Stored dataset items

□ □ □ □ □ □ □

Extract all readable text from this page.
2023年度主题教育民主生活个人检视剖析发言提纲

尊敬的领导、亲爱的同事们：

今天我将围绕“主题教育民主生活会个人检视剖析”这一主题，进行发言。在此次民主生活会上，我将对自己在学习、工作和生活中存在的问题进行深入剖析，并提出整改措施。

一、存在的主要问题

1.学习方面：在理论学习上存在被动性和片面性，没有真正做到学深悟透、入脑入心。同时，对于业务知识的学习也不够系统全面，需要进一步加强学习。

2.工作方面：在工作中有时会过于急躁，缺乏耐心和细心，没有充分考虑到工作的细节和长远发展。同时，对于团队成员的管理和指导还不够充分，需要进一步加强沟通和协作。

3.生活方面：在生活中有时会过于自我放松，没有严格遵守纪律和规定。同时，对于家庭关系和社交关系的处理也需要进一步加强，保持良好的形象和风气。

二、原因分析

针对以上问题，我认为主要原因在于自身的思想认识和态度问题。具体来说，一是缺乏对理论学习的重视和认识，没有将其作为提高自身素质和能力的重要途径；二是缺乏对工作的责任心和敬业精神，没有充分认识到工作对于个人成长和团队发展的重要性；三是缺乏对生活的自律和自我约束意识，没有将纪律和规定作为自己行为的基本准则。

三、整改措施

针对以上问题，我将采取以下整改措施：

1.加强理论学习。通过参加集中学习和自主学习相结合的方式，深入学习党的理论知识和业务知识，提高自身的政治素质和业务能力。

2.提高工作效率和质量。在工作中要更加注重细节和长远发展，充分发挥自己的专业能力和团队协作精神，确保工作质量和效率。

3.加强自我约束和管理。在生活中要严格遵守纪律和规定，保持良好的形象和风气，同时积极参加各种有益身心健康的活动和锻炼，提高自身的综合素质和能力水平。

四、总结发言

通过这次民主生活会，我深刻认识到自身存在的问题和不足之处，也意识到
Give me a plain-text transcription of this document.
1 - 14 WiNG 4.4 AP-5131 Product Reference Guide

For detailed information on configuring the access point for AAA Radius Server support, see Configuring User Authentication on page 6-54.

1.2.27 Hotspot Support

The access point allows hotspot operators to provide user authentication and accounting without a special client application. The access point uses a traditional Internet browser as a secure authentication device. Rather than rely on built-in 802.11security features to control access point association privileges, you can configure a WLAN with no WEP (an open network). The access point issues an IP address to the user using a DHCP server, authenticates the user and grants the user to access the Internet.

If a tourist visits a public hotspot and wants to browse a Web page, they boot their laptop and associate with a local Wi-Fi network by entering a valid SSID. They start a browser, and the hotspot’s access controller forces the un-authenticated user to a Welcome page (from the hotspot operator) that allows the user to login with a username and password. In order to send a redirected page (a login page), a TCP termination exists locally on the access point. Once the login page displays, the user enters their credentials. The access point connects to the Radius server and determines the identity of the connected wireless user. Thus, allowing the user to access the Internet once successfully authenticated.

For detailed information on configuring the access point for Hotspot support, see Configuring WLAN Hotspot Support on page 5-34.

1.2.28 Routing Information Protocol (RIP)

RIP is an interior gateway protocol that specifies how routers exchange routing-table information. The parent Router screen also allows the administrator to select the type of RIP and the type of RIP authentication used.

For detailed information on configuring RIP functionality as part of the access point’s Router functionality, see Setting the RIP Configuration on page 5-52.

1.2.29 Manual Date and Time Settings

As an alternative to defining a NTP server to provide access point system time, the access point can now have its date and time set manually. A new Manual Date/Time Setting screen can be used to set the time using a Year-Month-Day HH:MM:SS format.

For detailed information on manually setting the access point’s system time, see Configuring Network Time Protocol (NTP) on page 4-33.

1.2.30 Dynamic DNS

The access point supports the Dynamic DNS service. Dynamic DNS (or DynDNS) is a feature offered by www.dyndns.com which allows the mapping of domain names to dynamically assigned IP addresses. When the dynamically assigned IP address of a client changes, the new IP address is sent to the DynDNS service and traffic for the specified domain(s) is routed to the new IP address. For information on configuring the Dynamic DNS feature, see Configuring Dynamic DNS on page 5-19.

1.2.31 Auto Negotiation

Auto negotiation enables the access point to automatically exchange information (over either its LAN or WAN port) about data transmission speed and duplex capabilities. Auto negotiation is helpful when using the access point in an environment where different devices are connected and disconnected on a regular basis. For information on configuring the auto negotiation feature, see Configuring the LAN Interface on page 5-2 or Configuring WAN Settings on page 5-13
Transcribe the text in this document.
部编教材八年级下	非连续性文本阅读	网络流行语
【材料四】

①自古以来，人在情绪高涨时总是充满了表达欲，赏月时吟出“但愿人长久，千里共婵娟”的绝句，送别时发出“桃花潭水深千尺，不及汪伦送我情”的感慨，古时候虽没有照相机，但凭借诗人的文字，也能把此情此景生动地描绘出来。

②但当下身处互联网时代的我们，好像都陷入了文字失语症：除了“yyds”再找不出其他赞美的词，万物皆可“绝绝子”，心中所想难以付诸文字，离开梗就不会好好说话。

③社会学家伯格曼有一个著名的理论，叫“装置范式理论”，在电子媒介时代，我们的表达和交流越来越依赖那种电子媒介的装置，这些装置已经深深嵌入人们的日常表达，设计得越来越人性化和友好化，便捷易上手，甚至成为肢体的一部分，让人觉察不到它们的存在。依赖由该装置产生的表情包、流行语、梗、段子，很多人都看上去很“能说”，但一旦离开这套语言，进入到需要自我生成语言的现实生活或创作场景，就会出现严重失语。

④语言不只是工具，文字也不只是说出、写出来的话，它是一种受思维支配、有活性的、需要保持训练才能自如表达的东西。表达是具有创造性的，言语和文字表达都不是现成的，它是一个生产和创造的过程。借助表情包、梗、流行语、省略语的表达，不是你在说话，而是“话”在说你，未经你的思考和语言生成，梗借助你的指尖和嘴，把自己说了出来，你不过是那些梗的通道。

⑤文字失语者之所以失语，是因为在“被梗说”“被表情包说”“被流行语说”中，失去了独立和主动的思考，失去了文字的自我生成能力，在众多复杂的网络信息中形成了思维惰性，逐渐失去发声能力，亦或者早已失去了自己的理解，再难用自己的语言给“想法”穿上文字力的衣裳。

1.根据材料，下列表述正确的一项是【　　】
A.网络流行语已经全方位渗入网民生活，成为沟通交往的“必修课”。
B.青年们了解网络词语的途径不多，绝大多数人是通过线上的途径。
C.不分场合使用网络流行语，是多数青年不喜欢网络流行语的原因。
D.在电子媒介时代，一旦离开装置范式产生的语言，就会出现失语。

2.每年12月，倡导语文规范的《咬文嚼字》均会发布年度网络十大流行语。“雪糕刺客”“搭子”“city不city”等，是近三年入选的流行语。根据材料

□ □ □ □ □ □ □

Exercise details
Repeat exactly, and only, the lines from the line containing "Transcribe the text in this document." through the last line of the records above, both included.

Reply to the exercise
Transcribe the text in this document.
部编教材八年级下	非连续性文本阅读	网络流行语
【材料四】

①自古以来，人在情绪高涨时总是充满了表达欲，赏月时吟出“但愿人长久，千里共婵娟”的绝句，送别时发出“桃花潭水深千尺，不及汪伦送我情”的感慨，古时候虽没有照相机，但凭借诗人的文字，也能把此情此景生动地描绘出来。

②但当下身处互联网时代的我们，好像都陷入了文字失语症：除了“yyds”再找不出其他赞美的词，万物皆可“绝绝子”，心中所想难以付诸文字，离开梗就不会好好说话。

③社会学家伯格曼有一个著名的理论，叫“装置范式理论”，在电子媒介时代，我们的表达和交流越来越依赖那种电子媒介的装置，这些装置已经深深嵌入人们的日常表达，设计得越来越人性化和友好化，便捷易上手，甚至成为肢体的一部分，让人觉察不到它们的存在。依赖由该装置产生的表情包、流行语、梗、段子，很多人都看上去很“能说”，但一旦离开这套语言，进入到需要自我生成语言的现实生活或创作场景，就会出现严重失语。

④语言不只是工具，文字也不只是说出、写出来的话，它是一种受思维支配、有活性的、需要保持训练才能自如表达的东西。表达是具有创造性的，言语和文字表达都不是现成的，它是一个生产和创造的过程。借助表情包、梗、流行语、省略语的表达，不是你在说话，而是“话”在说你，未经你的思考和语言生成，梗借助你的指尖和嘴，把自己说了出来，你不过是那些梗的通道。

⑤文字失语者之所以失语，是因为在“被梗说”“被表情包说”“被流行语说”中，失去了独立和主动的思考，失去了文字的自我生成能力，在众多复杂的网络信息中形成了思维惰性，逐渐失去发声能力，亦或者早已失去了自己的理解，再难用自己的语言给“想法”穿上文字力的衣裳。

1.根据材料，下列表述正确的一项是【　　】
A.网络流行语已经全方位渗入网民生活，成为沟通交往的“必修课”。
B.青年们了解网络词语的途径不多，绝大多数人是通过线上的途径。
C.不分场合使用网络流行语，是多数青年不喜欢网络流行语的原因。
D.在电子媒介时代，一旦离开装置范式产生的语言，就会出现失语。

2.每年12月，倡导语文规范的《咬文嚼字》均会发布年度网络十大流行语。“雪糕刺客”“搭子”“city不city”等，是近三年入选的流行语。根据材料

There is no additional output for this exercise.